• _Exercise description_
Copy each line holding the string "реализации".

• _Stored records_
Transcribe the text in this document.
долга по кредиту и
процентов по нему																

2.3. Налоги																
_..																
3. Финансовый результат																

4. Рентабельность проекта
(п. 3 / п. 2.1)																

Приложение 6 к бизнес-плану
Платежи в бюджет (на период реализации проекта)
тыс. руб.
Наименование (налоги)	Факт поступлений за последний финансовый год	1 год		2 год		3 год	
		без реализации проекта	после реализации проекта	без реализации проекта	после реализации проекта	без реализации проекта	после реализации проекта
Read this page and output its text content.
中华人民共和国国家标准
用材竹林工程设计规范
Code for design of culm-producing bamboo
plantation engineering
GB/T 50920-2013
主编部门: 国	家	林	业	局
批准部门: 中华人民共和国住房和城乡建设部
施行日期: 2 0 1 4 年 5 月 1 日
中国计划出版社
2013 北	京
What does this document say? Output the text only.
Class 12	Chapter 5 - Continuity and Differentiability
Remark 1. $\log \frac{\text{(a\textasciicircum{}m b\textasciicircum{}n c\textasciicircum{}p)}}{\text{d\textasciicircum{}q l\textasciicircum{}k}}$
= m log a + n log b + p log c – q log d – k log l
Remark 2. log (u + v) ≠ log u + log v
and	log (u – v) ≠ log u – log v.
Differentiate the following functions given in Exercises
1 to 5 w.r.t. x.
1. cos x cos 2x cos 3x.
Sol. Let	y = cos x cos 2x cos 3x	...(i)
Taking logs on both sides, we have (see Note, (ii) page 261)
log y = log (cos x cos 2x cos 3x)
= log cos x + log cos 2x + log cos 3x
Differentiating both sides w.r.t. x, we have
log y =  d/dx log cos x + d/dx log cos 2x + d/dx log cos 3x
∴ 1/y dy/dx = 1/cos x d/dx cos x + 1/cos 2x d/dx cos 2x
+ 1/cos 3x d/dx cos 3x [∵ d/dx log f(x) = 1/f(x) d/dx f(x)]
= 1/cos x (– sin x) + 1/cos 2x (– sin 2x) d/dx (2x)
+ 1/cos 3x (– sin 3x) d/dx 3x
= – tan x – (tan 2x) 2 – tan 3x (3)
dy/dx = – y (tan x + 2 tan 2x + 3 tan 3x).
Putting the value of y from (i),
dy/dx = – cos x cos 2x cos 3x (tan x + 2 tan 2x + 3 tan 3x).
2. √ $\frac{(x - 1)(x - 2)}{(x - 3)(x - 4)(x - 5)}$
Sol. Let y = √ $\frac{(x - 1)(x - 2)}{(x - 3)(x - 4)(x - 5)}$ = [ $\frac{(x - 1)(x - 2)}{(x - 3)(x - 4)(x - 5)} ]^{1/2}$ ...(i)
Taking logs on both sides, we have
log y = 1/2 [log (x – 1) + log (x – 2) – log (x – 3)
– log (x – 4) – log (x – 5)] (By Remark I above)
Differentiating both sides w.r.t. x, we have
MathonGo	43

• _Exercise response_
Платежи в бюджет (на период реализации проекта)
		без реализации проекта	после реализации проекта	без реализации проекта	после реализации проекта	без реализации проекта	после реализации проекта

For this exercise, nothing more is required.